### Supplied passage ###

This guy saved 180k by 27k, save the Dave Ramsey sermon for the morons who need it.
This post was edited on 8/25/13 at 11:58 am
Posted by Ace Midnight
Between sanity and madness
Member since Dec 2006
89551 posts
Posted on 8/25/13 at 12:23 pm to
quote:

Yes, every evening when I walk out my front door, cross the street, and onto my clubs 156 yard par 3, I think about how enslaved I am for the next 30 years at 3.625% no less.


I'm sure that fits your expectations now, but in 10 years, my house will be paid off - and the current mortage payment will be staying in my bank account. After those same 10 years, I don't think you'll even be to the point where you're paying more principal than interest every month.

A/B analysis of 2 $400,000 loans tells me that, even at 3.5% APR for both of them, the 15-year I pay $132k less interest than I would on the 30-year.

Sure, most people don't hold the 30-year loans to term - and that cheaper payment now means more money in my pocket now.

###

» **Aim of the exercise**:
Write out the forum post on mortgage terms word for word, starting at "This guy saved" and ending at "3.625% no less.".

### Dataset ###

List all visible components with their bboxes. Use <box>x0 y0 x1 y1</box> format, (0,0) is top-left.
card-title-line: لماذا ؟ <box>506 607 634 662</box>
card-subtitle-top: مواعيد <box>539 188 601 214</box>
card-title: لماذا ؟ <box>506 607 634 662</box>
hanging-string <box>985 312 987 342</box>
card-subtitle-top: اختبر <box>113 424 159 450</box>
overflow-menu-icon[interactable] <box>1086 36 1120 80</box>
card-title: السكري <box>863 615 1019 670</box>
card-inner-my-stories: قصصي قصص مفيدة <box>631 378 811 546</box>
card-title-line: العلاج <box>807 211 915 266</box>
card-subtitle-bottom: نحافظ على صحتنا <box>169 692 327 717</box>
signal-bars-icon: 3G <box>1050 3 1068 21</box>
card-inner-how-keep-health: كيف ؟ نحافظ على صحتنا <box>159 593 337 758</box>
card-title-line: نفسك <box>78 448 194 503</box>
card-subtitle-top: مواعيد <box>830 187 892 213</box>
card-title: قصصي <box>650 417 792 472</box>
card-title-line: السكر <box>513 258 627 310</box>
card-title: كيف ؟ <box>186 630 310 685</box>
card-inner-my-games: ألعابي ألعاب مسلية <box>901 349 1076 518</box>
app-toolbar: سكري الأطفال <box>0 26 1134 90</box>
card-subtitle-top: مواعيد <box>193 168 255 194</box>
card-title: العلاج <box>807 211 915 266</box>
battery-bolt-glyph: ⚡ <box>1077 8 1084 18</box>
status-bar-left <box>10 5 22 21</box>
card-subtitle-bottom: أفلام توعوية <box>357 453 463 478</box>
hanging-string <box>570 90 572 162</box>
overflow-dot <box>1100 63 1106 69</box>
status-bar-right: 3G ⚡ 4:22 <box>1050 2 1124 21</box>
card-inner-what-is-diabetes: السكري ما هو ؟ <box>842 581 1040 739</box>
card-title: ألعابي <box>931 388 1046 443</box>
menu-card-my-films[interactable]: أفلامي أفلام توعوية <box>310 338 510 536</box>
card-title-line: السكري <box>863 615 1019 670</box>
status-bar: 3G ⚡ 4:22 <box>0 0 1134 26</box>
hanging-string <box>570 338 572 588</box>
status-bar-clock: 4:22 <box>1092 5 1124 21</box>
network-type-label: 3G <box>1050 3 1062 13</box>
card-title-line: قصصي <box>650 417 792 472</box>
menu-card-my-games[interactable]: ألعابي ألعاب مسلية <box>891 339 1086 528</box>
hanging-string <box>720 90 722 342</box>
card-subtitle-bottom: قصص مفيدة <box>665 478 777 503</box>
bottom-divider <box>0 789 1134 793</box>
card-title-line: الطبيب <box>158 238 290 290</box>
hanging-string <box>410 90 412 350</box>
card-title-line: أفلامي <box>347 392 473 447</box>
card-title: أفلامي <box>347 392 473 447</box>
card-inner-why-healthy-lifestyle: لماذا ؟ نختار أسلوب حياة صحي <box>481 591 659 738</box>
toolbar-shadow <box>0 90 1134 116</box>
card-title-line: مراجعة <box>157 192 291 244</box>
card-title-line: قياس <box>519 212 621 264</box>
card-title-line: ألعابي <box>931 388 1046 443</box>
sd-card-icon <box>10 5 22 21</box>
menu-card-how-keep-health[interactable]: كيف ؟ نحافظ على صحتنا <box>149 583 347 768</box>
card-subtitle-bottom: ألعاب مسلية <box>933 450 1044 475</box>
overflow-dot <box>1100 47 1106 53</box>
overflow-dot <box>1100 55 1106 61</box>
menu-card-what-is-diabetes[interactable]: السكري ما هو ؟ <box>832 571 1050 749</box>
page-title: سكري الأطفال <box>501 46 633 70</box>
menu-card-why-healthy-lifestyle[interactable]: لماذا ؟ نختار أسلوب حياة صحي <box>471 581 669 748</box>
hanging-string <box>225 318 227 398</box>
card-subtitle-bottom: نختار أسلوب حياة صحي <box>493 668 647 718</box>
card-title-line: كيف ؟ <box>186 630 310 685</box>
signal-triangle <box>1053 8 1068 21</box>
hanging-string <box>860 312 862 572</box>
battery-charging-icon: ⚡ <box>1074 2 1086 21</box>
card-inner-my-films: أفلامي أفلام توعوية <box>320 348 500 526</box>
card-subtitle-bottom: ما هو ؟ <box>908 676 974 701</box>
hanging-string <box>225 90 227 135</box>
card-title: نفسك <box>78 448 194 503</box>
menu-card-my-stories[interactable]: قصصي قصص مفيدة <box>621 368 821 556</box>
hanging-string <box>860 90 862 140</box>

###

» **Worked answer**:
This guy saved 180k by 27k, save the Dave Ramsey sermon for the morons who need it.
This post was edited on 8/25/13 at 11:58 am
Posted by Ace Midnight
Between sanity and madness
Member since Dec 2006
89551 posts
Posted on 8/25/13 at 12:23 pm to
quote:

Yes, every evening when I walk out my front door, cross the street, and onto my clubs 156 yard par 3, I think about how enslaved I am for the next 30 years at 3.625% no less.